• [RECORD EXCERPTS]:
****************************************

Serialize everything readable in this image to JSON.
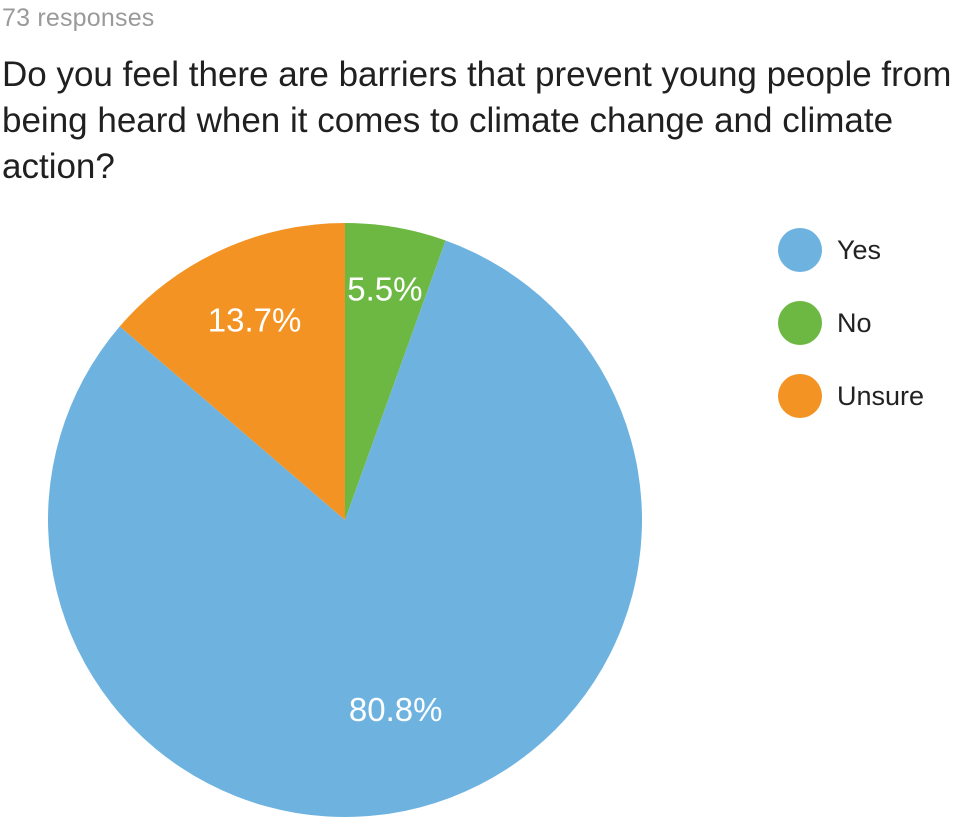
{
  "header": {
    "responses_text": "73 responses",
    "question": "Do you feel there are barriers that prevent young people from being heard when it comes to climate change and climate action?"
  },
  "chart_data": {
    "type": "pie",
    "title": "Do you feel there are barriers that prevent young people from being heard when it comes to climate change and climate action?",
    "subtitle": "73 responses",
    "start": "top",
    "direction": "clockwise",
    "legend_position": "right",
    "slices": [
      {
        "label": "No",
        "value": 5.5,
        "display": "5.5%",
        "color": "#6db843"
      },
      {
        "label": "Yes",
        "value": 80.8,
        "display": "80.8%",
        "color": "#6eb3e0"
      },
      {
        "label": "Unsure",
        "value": 13.7,
        "display": "13.7%",
        "color": "#f39324"
      }
    ],
    "legend": [
      {
        "label": "Yes",
        "color": "#6eb3e0"
      },
      {
        "label": "No",
        "color": "#6db843"
      },
      {
        "label": "Unsure",
        "color": "#f39324"
      }
    ]
  }
}
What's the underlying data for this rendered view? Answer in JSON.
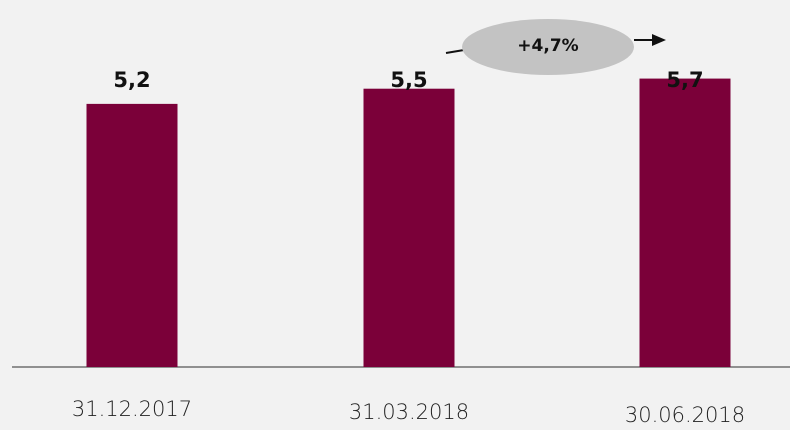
{
  "chart_data": {
    "type": "bar",
    "categories": [
      "31.12.2017",
      "31.03.2018",
      "30.06.2018"
    ],
    "values": [
      5.2,
      5.5,
      5.7
    ],
    "value_labels": [
      "5,2",
      "5,5",
      "5,7"
    ],
    "color": "#7b0039",
    "annotation": "+4,7%"
  }
}
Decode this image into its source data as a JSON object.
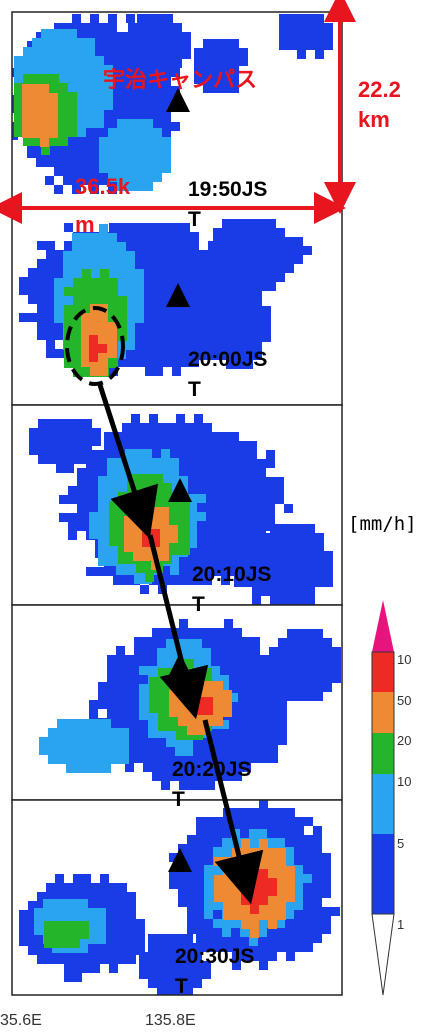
{
  "campus_label": "宇治キャンパス",
  "height_label": "22.2\nkm",
  "width_label": "36.5k\nm",
  "unit_label": "[mm/h]",
  "longitude_labels": [
    "35.6E",
    "135.8E"
  ],
  "legend_values": [
    "10",
    "50",
    "20",
    "10",
    "5",
    "1"
  ],
  "legend_colors": [
    "#1a3ce6",
    "#2aa4ee",
    "#25b52a",
    "#ee8a33",
    "#ee2a24",
    "#e6147c"
  ],
  "panels": [
    {
      "time_line1": "19:50JS",
      "time_line2": "T"
    },
    {
      "time_line1": "20:00JS",
      "time_line2": "T"
    },
    {
      "time_line1": "20:10JS",
      "time_line2": "T"
    },
    {
      "time_line1": "20:20JS",
      "time_line2": "T"
    },
    {
      "time_line1": "20:30JS",
      "time_line2": "T"
    }
  ],
  "colors": {
    "annotation_red": "#e8141e",
    "radar_blue": "#1a3ce6"
  }
}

****************************************

• [TASK REQUIREMENTS]:
Transcribe all the lines above exactly, apart from the pictures.

• [RESULT BELOW]:
Serialize everything readable in this image to JSON.
{
  "header": {
    "responses_text": "73 responses",
    "question": "Do you feel there are barriers that prevent young people from being heard when it comes to climate change and climate action?"
  },
  "chart_data": {
    "type": "pie",
    "title": "Do you feel there are barriers that prevent young people from being heard when it comes to climate change and climate action?",
    "subtitle": "73 responses",
    "start": "top",
    "direction": "clockwise",
    "legend_position": "right",
    "slices": [
      {
        "label": "No",
        "value": 5.5,
        "display": "5.5%",
        "color": "#6db843"
      },
      {
        "label": "Yes",
        "value": 80.8,
        "display": "80.8%",
        "color": "#6eb3e0"
      },
      {
        "label": "Unsure",
        "value": 13.7,
        "display": "13.7%",
        "color": "#f39324"
      }
    ],
    "legend": [
      {
        "label": "Yes",
        "color": "#6eb3e0"
      },
      {
        "label": "No",
        "color": "#6db843"
      },
      {
        "label": "Unsure",
        "color": "#f39324"
      }
    ]
  }
}
What's the underlying data for this rendered view? Answer in JSON.
{
  "chart_data": {
    "type": "bar",
    "categories": [
      "31.12.2017",
      "31.03.2018",
      "30.06.2018"
    ],
    "values": [
      5.2,
      5.5,
      5.7
    ],
    "value_labels": [
      "5,2",
      "5,5",
      "5,7"
    ],
    "color": "#7b0039",
    "annotation": "+4,7%"
  }
}
Decode this image into its source data as a JSON object.
{
  "campus_label": "宇治キャンパス",
  "height_label": "22.2\nkm",
  "width_label": "36.5k\nm",
  "unit_label": "[mm/h]",
  "longitude_labels": [
    "35.6E",
    "135.8E"
  ],
  "legend_values": [
    "10",
    "50",
    "20",
    "10",
    "5",
    "1"
  ],
  "legend_colors": [
    "#1a3ce6",
    "#2aa4ee",
    "#25b52a",
    "#ee8a33",
    "#ee2a24",
    "#e6147c"
  ],
  "panels": [
    {
      "time_line1": "19:50JS",
      "time_line2": "T"
    },
    {
      "time_line1": "20:00JS",
      "time_line2": "T"
    },
    {
      "time_line1": "20:10JS",
      "time_line2": "T"
    },
    {
      "time_line1": "20:20JS",
      "time_line2": "T"
    },
    {
      "time_line1": "20:30JS",
      "time_line2": "T"
    }
  ],
  "colors": {
    "annotation_red": "#e8141e",
    "radar_blue": "#1a3ce6"
  }
}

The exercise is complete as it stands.